*** SOURCE MATERIAL ***
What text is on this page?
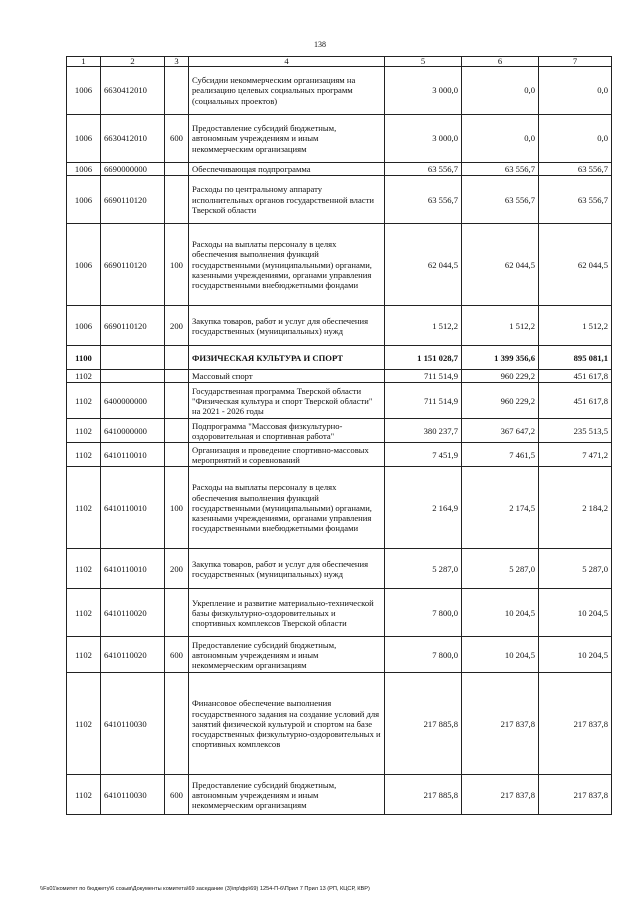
138
1	2	3	4	5	6	7
1006	6630412010		Субсидии некоммерческим организациям на реализацию целевых социальных программ (социальных проектов)	3 000,0	0,0	0,0
1006	6630412010	600	Предоставление субсидий бюджетным, автономным учреждениям и иным некоммерческим организациям	3 000,0	0,0	0,0
1006	6690000000		Обеспечивающая подпрограмма	63 556,7	63 556,7	63 556,7
1006	6690110120		Расходы по центральному аппарату исполнительных органов государственной власти Тверской области	63 556,7	63 556,7	63 556,7
1006	6690110120	100	Расходы на выплаты персоналу в целях обеспечения выполнения функций государственными (муниципальными) органами, казенными учреждениями, органами управления государственными внебюджетными фондами	62 044,5	62 044,5	62 044,5
1006	6690110120	200	Закупка товаров, работ и услуг для обеспечения государственных (муниципальных) нужд	1 512,2	1 512,2	1 512,2
1100			ФИЗИЧЕСКАЯ КУЛЬТУРА И СПОРТ	1 151 028,7	1 399 356,6	895 081,1
1102			Массовый спорт	711 514,9	960 229,2	451 617,8
1102	6400000000		Государственная программа Тверской области "Физическая культура и спорт Тверской области" на 2021 - 2026 годы	711 514,9	960 229,2	451 617,8
1102	6410000000		Подпрограмма "Массовая физкультурно-оздоровительная и спортивная работа"	380 237,7	367 647,2	235 513,5
1102	6410110010		Организация и проведение спортивно-массовых мероприятий и соревнований	7 451,9	7 461,5	7 471,2
1102	6410110010	100	Расходы на выплаты персоналу в целях обеспечения выполнения функций государственными (муниципальными) органами, казенными учреждениями, органами управления государственными внебюджетными фондами	2 164,9	2 174,5	2 184,2
1102	6410110010	200	Закупка товаров, работ и услуг для обеспечения государственных (муниципальных) нужд	5 287,0	5 287,0	5 287,0
1102	6410110020		Укрепление и развитие материально-технической базы физкультурно-оздоровительных и спортивных комплексов Тверской области	7 800,0	10 204,5	10 204,5
1102	6410110020	600	Предоставление субсидий бюджетным, автономным учреждениям и иным некоммерческим организациям	7 800,0	10 204,5	10 204,5
1102	6410110030		Финансовое обеспечение выполнения государственного задания на создание условий для занятий физической культурой и спортом на базе государственных физкультурно-оздоровительных и спортивных комплексов	217 885,8	217 837,8	217 837,8
1102	6410110030	600	Предоставление субсидий бюджетным, автономным учреждениям и иным некоммерческим организациям	217 885,8	217 837,8	217 837,8
\\Fs01\комитет по бюджету\6 созыв\Документы комитета\69 заседание (3)\пр\фр\69) 1254-П-6\Прил 7 Прил 13 (РП, КЦСР, КВР)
***
EXERCISE BRIEF »
Go through the listing above and quote it exactly, apart from its images.

EXERCISE RESPONSE »
What text is on this page?
138
1	2	3	4	5	6	7
1006	6630412010		Субсидии некоммерческим организациям на реализацию целевых социальных программ (социальных проектов)	3 000,0	0,0	0,0
1006	6630412010	600	Предоставление субсидий бюджетным, автономным учреждениям и иным некоммерческим организациям	3 000,0	0,0	0,0
1006	6690000000		Обеспечивающая подпрограмма	63 556,7	63 556,7	63 556,7
1006	6690110120		Расходы по центральному аппарату исполнительных органов государственной власти Тверской области	63 556,7	63 556,7	63 556,7
1006	6690110120	100	Расходы на выплаты персоналу в целях обеспечения выполнения функций государственными (муниципальными) органами, казенными учреждениями, органами управления государственными внебюджетными фондами	62 044,5	62 044,5	62 044,5
1006	6690110120	200	Закупка товаров, работ и услуг для обеспечения государственных (муниципальных) нужд	1 512,2	1 512,2	1 512,2
1100			ФИЗИЧЕСКАЯ КУЛЬТУРА И СПОРТ	1 151 028,7	1 399 356,6	895 081,1
1102			Массовый спорт	711 514,9	960 229,2	451 617,8
1102	6400000000		Государственная программа Тверской области "Физическая культура и спорт Тверской области" на 2021 - 2026 годы	711 514,9	960 229,2	451 617,8
1102	6410000000		Подпрограмма "Массовая физкультурно-оздоровительная и спортивная работа"	380 237,7	367 647,2	235 513,5
1102	6410110010		Организация и проведение спортивно-массовых мероприятий и соревнований	7 451,9	7 461,5	7 471,2
1102	6410110010	100	Расходы на выплаты персоналу в целях обеспечения выполнения функций государственными (муниципальными) органами, казенными учреждениями, органами управления государственными внебюджетными фондами	2 164,9	2 174,5	2 184,2
1102	6410110010	200	Закупка товаров, работ и услуг для обеспечения государственных (муниципальных) нужд	5 287,0	5 287,0	5 287,0
1102	6410110020		Укрепление и развитие материально-технической базы физкультурно-оздоровительных и спортивных комплексов Тверской области	7 800,0	10 204,5	10 204,5
1102	6410110020	600	Предоставление субсидий бюджетным, автономным учреждениям и иным некоммерческим организациям	7 800,0	10 204,5	10 204,5
1102	6410110030		Финансовое обеспечение выполнения государственного задания на создание условий для занятий физической культурой и спортом на базе государственных физкультурно-оздоровительных и спортивных комплексов	217 885,8	217 837,8	217 837,8
1102	6410110030	600	Предоставление субсидий бюджетным, автономным учреждениям и иным некоммерческим организациям	217 885,8	217 837,8	217 837,8
\\Fs01\комитет по бюджету\6 созыв\Документы комитета\69 заседание (3)\пр\фр\69) 1254-П-6\Прил 7 Прил 13 (РП, КЦСР, КВР)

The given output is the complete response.